# GOAL OF THE EXERCISE
In the data below, locate each line with the word "value" and list it.

# DATASET RECORDS
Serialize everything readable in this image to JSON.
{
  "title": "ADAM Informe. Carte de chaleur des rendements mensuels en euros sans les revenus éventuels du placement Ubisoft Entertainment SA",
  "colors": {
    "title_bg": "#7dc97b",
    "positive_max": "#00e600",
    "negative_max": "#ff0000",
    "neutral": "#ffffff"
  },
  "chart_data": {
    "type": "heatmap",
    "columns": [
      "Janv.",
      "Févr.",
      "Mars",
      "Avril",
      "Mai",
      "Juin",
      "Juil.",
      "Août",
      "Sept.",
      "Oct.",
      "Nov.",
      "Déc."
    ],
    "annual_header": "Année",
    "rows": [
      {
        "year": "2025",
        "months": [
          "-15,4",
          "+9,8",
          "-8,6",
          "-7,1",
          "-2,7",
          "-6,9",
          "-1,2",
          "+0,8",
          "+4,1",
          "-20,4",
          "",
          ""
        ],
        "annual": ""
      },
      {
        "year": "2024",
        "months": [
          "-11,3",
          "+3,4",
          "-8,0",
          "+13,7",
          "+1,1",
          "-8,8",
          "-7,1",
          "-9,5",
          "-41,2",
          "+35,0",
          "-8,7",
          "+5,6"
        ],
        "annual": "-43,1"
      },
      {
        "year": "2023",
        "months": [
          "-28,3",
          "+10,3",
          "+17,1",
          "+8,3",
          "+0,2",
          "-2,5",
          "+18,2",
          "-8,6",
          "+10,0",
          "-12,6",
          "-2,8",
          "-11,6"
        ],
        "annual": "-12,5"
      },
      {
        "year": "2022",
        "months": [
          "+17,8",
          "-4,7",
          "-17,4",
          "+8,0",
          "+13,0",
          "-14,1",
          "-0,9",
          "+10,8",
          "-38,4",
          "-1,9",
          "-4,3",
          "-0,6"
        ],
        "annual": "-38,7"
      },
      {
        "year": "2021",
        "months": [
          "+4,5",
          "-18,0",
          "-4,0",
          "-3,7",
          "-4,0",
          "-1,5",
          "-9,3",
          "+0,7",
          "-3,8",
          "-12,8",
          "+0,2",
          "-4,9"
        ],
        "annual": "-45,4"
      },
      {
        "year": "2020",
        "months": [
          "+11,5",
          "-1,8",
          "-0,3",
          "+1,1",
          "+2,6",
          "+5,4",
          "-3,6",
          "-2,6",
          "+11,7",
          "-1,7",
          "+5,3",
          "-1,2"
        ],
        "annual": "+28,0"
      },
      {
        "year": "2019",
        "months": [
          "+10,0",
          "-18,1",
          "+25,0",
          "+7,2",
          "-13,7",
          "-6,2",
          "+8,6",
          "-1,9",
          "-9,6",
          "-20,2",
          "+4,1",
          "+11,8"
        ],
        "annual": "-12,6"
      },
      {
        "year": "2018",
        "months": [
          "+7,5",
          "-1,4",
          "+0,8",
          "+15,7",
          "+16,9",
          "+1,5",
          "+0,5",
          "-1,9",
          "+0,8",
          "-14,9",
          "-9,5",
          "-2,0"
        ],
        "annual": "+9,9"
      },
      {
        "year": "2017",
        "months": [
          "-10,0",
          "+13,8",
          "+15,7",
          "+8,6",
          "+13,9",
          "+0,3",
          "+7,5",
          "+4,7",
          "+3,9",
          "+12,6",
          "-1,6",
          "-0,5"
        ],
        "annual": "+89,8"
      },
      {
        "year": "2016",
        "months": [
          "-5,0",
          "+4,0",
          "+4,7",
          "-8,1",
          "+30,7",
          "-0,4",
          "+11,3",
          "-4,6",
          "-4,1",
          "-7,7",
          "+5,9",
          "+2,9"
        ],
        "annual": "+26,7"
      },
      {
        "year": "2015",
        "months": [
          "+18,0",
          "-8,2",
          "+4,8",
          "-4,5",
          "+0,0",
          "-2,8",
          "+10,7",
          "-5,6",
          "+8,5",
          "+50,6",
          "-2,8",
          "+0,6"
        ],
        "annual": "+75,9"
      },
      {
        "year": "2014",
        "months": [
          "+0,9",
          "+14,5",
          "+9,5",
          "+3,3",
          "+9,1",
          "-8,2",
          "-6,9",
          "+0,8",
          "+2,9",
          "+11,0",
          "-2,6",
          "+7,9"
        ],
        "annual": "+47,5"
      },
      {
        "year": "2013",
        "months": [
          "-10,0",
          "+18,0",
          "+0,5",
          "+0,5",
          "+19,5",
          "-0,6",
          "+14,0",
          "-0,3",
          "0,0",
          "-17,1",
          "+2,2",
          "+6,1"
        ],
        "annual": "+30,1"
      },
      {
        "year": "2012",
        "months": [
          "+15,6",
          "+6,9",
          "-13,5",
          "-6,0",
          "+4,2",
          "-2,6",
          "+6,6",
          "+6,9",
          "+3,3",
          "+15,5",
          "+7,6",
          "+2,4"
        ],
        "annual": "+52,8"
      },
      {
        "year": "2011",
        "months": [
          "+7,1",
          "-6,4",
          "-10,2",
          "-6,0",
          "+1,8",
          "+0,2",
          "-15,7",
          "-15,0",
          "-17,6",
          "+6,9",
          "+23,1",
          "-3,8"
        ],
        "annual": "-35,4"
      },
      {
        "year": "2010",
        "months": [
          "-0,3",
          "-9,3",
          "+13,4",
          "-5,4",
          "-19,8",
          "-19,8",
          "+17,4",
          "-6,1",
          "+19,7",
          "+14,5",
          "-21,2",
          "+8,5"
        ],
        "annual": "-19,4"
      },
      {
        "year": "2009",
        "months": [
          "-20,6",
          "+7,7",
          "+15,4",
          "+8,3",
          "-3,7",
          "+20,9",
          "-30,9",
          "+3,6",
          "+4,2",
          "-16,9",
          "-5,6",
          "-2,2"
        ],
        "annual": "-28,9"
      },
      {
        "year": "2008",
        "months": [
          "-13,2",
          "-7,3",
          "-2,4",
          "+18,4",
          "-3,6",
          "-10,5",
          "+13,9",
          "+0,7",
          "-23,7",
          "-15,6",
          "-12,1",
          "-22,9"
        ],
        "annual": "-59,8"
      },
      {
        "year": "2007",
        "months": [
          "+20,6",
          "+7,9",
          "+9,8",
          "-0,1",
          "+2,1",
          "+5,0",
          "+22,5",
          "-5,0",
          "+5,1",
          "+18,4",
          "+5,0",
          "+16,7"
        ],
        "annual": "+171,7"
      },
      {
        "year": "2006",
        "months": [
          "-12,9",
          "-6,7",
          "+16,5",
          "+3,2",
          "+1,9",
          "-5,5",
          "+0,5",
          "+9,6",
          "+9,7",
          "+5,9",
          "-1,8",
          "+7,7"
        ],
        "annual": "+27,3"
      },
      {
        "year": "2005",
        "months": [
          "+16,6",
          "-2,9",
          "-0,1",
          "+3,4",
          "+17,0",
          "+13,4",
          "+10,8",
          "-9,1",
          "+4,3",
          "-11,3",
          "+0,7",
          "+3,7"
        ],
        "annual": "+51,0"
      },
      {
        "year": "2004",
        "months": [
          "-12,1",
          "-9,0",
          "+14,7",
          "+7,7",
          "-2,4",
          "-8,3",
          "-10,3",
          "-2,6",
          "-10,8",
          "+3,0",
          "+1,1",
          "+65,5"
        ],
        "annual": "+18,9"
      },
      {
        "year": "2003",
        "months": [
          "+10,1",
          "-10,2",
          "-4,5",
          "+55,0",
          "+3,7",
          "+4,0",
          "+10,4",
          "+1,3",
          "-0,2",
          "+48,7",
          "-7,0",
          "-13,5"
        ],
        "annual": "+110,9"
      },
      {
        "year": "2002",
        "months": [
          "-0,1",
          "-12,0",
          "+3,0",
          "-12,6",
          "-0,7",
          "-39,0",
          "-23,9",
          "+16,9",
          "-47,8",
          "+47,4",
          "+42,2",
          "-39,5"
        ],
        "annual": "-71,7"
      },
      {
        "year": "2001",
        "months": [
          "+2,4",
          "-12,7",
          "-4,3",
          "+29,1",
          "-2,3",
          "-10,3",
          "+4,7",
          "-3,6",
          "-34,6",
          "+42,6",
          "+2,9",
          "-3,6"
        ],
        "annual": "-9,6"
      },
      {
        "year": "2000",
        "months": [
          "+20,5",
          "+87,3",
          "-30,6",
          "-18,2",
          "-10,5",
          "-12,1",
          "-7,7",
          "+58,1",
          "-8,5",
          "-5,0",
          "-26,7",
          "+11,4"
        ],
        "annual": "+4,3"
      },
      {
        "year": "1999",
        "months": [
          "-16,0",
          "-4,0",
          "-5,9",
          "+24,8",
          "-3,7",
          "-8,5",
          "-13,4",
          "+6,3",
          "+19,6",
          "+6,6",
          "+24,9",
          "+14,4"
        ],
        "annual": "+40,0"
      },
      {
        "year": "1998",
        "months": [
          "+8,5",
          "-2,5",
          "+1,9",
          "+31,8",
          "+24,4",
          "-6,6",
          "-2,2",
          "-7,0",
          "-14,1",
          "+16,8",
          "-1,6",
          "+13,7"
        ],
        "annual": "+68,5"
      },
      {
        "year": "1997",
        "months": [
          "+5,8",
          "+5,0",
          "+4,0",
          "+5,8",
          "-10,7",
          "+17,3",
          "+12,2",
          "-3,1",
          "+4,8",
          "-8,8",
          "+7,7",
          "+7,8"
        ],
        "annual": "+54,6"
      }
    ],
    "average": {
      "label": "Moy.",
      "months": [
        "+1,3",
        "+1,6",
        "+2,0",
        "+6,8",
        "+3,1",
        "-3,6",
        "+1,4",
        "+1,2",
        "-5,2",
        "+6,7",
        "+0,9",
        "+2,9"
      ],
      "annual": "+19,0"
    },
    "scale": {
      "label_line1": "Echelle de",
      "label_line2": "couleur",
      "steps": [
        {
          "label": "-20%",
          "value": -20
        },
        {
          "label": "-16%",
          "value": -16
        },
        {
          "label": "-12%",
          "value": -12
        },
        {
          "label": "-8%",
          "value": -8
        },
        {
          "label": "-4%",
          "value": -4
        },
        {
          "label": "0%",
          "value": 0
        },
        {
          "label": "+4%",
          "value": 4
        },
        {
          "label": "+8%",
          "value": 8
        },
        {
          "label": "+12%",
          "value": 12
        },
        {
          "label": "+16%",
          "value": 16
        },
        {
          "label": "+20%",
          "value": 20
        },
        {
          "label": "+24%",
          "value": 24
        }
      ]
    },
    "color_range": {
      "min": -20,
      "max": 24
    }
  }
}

# SOLUTION TO THIS EXERCISE
          "value": -20
          "value": -16
          "value": -12
          "value": -8
          "value": -4
          "value": 0
          "value": 4
          "value": 8
          "value": 12
          "value": 16
          "value": 20
          "value": 24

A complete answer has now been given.